Write out all of the entries exactly, please.

☆ ☆ ☆ ☆ ☆ ☆ ☆

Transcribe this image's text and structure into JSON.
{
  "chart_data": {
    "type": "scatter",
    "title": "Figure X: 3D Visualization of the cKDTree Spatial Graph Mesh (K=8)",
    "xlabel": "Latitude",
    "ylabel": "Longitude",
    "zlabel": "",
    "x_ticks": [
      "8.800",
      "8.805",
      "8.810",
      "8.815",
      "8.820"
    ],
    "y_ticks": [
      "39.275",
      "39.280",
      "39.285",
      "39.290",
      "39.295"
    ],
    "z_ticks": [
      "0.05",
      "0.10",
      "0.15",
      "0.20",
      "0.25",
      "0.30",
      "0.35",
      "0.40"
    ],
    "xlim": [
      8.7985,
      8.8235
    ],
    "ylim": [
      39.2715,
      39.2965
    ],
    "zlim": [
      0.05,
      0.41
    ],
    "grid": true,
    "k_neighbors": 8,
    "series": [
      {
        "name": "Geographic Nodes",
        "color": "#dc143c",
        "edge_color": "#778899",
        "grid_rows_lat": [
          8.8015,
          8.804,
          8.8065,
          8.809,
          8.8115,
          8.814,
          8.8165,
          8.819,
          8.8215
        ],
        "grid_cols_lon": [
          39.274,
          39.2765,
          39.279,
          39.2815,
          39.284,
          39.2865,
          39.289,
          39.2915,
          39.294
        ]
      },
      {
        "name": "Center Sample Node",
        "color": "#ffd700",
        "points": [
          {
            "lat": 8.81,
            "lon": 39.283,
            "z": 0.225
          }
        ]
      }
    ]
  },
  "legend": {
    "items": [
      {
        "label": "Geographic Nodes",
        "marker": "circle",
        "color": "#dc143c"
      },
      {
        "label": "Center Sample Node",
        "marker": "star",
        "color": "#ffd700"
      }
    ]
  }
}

☆ ☆ ☆ ☆ ☆ ☆ ☆

> _EXERCISE ANSWER_
Transcribe this image's text and structure into JSON.
{
  "chart_data": {
    "type": "scatter",
    "title": "Figure X: 3D Visualization of the cKDTree Spatial Graph Mesh (K=8)",
    "xlabel": "Latitude",
    "ylabel": "Longitude",
    "zlabel": "",
    "x_ticks": [
      "8.800",
      "8.805",
      "8.810",
      "8.815",
      "8.820"
    ],
    "y_ticks": [
      "39.275",
      "39.280",
      "39.285",
      "39.290",
      "39.295"
    ],
    "z_ticks": [
      "0.05",
      "0.10",
      "0.15",
      "0.20",
      "0.25",
      "0.30",
      "0.35",
      "0.40"
    ],
    "xlim": [
      8.7985,
      8.8235
    ],
    "ylim": [
      39.2715,
      39.2965
    ],
    "zlim": [
      0.05,
      0.41
    ],
    "grid": true,
    "k_neighbors": 8,
    "series": [
      {
        "name": "Geographic Nodes",
        "color": "#dc143c",
        "edge_color": "#778899",
        "grid_rows_lat": [
          8.8015,
          8.804,
          8.8065,
          8.809,
          8.8115,
          8.814,
          8.8165,
          8.819,
          8.8215
        ],
        "grid_cols_lon": [
          39.274,
          39.2765,
          39.279,
          39.2815,
          39.284,
          39.2865,
          39.289,
          39.2915,
          39.294
        ]
      },
      {
        "name": "Center Sample Node",
        "color": "#ffd700",
        "points": [
          {
            "lat": 8.81,
            "lon": 39.283,
            "z": 0.225
          }
        ]
      }
    ]
  },
  "legend": {
    "items": [
      {
        "label": "Geographic Nodes",
        "marker": "circle",
        "color": "#dc143c"
      },
      {
        "label": "Center Sample Node",
        "marker": "star",
        "color": "#ffd700"
      }
    ]
  }
}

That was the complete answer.